**COSA FARE**
Secondo il brano di testo su Tina Merlin, quanti anni avrebbe avuto la giornalista il 19 agosto 2024?

**BRANO DI TESTO**

Per una nuova politica della montagna, più vicina alle necessità dei suoi abitanti. Tina Merlin, una donna "per"

"Cara Tina, oggi, 19 agosto 2024, avresti 98 anni e sei presente, in tanti modi, nei ricordi dei molti che hanno seguito, a vario titolo, negli anni, la tragedia del Vajont". Inizia così la lettera/articolo di Mirta Da Pra Pocchiesa per Tina Merlin, grande giornalista di cui oggi ricorre l'anniversario della nascita e che abbiamo deciso di ricordare con articoli, approfondimenti e ricordi

di
Mirta Da Pra Pocchiesa
19 agosto | 19:00
Questo articolo si rispecchia nei nove punti del Manifesto,
di cui il Comitato scientifico dell’AltraMontagna è garante.

**VOCI GREZZE**
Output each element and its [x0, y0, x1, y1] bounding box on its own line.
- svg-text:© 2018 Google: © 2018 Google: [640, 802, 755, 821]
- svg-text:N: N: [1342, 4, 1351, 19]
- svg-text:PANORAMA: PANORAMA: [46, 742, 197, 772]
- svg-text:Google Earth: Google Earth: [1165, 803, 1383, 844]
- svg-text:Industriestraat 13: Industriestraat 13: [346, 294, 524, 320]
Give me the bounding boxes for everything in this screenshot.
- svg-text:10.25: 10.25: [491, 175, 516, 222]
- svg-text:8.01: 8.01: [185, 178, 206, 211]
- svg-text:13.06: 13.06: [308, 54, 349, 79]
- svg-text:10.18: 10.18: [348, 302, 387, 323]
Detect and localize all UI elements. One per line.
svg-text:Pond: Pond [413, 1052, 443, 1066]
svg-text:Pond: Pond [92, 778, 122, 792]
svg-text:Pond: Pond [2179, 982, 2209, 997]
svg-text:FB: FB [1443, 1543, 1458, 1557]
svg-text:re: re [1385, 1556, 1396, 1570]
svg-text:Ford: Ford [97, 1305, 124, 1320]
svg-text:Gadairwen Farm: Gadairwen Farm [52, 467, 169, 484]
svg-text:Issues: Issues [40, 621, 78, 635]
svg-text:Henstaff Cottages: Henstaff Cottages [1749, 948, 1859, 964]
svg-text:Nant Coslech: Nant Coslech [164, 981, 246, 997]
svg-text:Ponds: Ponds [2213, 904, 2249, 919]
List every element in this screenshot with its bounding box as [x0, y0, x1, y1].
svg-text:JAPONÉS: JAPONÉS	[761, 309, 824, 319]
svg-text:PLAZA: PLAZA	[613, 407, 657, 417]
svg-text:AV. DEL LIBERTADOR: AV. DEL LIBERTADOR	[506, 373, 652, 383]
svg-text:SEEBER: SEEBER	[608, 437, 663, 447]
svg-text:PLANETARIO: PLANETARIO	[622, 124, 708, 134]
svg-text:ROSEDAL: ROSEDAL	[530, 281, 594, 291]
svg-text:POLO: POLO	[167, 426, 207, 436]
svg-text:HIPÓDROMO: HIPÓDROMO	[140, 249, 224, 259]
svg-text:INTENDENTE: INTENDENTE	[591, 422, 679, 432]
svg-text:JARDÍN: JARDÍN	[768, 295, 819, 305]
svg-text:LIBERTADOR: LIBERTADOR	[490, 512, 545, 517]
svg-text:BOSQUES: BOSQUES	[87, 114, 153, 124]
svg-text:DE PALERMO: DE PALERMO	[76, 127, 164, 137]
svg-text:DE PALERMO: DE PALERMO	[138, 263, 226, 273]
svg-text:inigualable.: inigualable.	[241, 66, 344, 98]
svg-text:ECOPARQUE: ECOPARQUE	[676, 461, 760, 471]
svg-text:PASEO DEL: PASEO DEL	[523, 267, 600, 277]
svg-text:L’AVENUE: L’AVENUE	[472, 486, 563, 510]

**RISULTATO**
Tina Merlin avrebbe avuto 98 anni.